INSTRUCTIONS TO FOLLOW
Reproduce the entries exactly.

MATERIAL PROVIDED
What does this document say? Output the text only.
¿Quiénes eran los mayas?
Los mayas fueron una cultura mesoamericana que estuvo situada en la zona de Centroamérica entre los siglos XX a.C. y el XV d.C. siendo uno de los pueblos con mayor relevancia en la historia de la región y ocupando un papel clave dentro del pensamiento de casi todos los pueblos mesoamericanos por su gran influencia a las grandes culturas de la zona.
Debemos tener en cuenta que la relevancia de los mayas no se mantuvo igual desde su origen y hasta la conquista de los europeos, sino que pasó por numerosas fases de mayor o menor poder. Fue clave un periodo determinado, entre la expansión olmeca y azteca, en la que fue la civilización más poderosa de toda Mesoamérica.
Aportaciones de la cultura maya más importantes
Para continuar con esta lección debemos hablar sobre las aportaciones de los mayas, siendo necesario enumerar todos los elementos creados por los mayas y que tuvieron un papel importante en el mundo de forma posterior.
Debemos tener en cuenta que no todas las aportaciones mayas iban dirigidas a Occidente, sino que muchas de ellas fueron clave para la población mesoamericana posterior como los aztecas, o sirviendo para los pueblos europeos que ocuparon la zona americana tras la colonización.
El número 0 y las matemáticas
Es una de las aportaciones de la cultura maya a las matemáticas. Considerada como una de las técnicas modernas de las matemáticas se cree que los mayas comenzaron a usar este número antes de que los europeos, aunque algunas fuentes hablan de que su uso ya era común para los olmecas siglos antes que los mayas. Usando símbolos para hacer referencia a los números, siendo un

ANSWER
What does this document say? Output the text only.
¿Quiénes eran los mayas?
Los mayas fueron una cultura mesoamericana que estuvo situada en la zona de Centroamérica entre los siglos XX a.C. y el XV d.C. siendo uno de los pueblos con mayor relevancia en la historia de la región y ocupando un papel clave dentro del pensamiento de casi todos los pueblos mesoamericanos por su gran influencia a las grandes culturas de la zona.
Debemos tener en cuenta que la relevancia de los mayas no se mantuvo igual desde su origen y hasta la conquista de los europeos, sino que pasó por numerosas fases de mayor o menor poder. Fue clave un periodo determinado, entre la expansión olmeca y azteca, en la que fue la civilización más poderosa de toda Mesoamérica.
Aportaciones de la cultura maya más importantes
Para continuar con esta lección debemos hablar sobre las aportaciones de los mayas, siendo necesario enumerar todos los elementos creados por los mayas y que tuvieron un papel importante en el mundo de forma posterior.
Debemos tener en cuenta que no todas las aportaciones mayas iban dirigidas a Occidente, sino que muchas de ellas fueron clave para la población mesoamericana posterior como los aztecas, o sirviendo para los pueblos europeos que ocuparon la zona americana tras la colonización.
El número 0 y las matemáticas
Es una de las aportaciones de la cultura maya a las matemáticas. Considerada como una de las técnicas modernas de las matemáticas se cree que los mayas comenzaron a usar este número antes de que los europeos, aunque algunas fuentes hablan de que su uso ya era común para los olmecas siglos antes que los mayas. Usando símbolos para hacer referencia a los números, siendo un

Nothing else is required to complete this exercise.